• **DOCUMENT EXTRACT**:
The results for Tobin’s Q remain insignificant in all cases both for the pooled OLS regressions with controls and for the fixed effects models. The relationship between the variables appears to be positive in the case of the pooled OLS regression but becomes negative in the case of the fixed effects model. In the case of ROA, the results remain significant and positive for the pooled OLS regressions with controls. However, when the correlation between both measures of gender diversity and financial performance as estimated through ROA is measured using the fixed effects model, the results show a negative, but not significant, association. The random effects model showed results that were not significant in all of the cases analysed. Therefore, we cannot conclude that gender diversity influences firm financial performance in any way, since the results of our study are not significant and therefore inconclusive. At most, we could conclude that gender diversity has a positive effect on ROA, the accounting-based objective measure of financial performance; however, further analysis in the matter would be needed to fully validate the hypothesis. The results regarding Tobin’s Q are contrary to those of Boubaker, Dang and Nguyen [
24]. They find that gender diversity has a negative and significant effect on Tobin’s Q; however, they use 2SLS regression and control for endogeneity. In regard to the other variables, negative significant results are shown for firm size as measured by total assets and for leverage as measured by the ratio between total debt divided by total assets in relation to both Tobin’s Q and ROA. This shows that bigger firms have a weaker firm financial performance compared to smaller firms. In addition, it also shows that firms with more debt also tend to have worse financial performance when compared to their less indebted peers. Overall, these findings are in line with those of multiple studies, including Dale-Olsen, Schøne and Verner [
13]; Rose [
14]; and Miller and Del Carmen Triana [
15], which found no link between boards’ gender diversity and companies’ financial performance.

(Data extracted from a collection)
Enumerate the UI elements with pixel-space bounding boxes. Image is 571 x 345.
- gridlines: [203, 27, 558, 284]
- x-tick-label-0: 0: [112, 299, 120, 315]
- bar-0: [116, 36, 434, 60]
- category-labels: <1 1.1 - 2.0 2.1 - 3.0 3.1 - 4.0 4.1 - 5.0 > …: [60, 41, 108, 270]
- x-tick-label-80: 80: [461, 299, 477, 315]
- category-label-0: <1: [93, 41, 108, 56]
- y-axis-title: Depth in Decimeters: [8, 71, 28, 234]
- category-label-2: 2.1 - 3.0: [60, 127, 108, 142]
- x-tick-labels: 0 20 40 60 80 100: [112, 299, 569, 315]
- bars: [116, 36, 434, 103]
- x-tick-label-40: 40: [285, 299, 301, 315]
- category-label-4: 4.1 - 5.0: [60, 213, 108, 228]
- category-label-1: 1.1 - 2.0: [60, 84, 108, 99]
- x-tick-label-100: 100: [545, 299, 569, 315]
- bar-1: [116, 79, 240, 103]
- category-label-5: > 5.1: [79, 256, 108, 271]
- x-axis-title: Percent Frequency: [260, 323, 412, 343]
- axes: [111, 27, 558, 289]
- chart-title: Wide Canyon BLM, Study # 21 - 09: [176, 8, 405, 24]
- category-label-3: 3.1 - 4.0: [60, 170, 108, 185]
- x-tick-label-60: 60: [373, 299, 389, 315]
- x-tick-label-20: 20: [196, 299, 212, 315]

• **PROBLEMS TO WORK ON**:
1 – Condense the paragraph of the excerpt on board gender diversity and financial performance that begins "The results for Tobin’s Q remain insignificant" into a bulleted list that keeps its main findings.
2 – According to the excerpt on board gender diversity and financial performance, how is leverage measured?
3 – Pick up the excerpt on board gender diversity and financial performance after its final sentence and continue writing it.

• **THE ANSWERS**:
1 –
- Tobin's Q: results are insignificant in both the pooled OLS regressions with controls and the fixed effects models. The relationship is positive under pooled OLS and negative under fixed effects.
- ROA: results are significant and positive in the pooled OLS regressions with controls. The fixed effects model shows a negative association that is not significant.
- Random effects model: results are not significant in any case analysed.
- Overall conclusion: the results are inconclusive, so no influence of gender diversity on financial performance can be concluded. At most, there may be a positive effect on ROA, which would require further analysis to validate.
- The Tobin's Q results contrast with Boubaker, Dang and Nguyen. Using 2SLS regression and controlling for endogeneity, they find a negative and significant effect.
- Firm size (total assets) and leverage (total debt divided by total assets) show negative significant results for both Tobin's Q and ROA. Larger firms and more indebted firms perform worse.
- The findings agree with Dale-Olsen, Schøne and Verner; Rose; and Miller and Del Carmen Triana. These studies found no link between board gender diversity and financial performance.

2 – Leverage is measured as the ratio of total debt divided by total assets.

3 –
One of the arguments used to explain the lack of any observed link between gender diversity of boards and firm financial performance [
7] is the fact that a critical mass of at least three female directors [
43] has not yet been reached. However, in the case of French companies, this argument cannot be taken into consideration, since all companies in our sample have at least three women on board, and as such, they have all reached the critical mass. Another argument for our findings might be the fact that men and women directors might not differ so much in their behaviour as they are believed to. What is more, not enough time may have passed in order for the higher gender diversity to have any observable effects. After all, only 3 years have passed since most of the French companies in the sample met the 40% quota, and the women who joined their boards may not have yet had the chance to contribute sufficiently to the activity of the board. Last but not least, econometric issues might also be the reason why no link between gender diversity and firm financial performance can be supported. The pooled OLS regressions showed significant and positive results. On the other hand, the results for the fixed effects models were not significant, which might suggest that other unobservable firm characteristics that have not been included as control variables might be the reason for the significant and positive effect found through the pooled OLS regression.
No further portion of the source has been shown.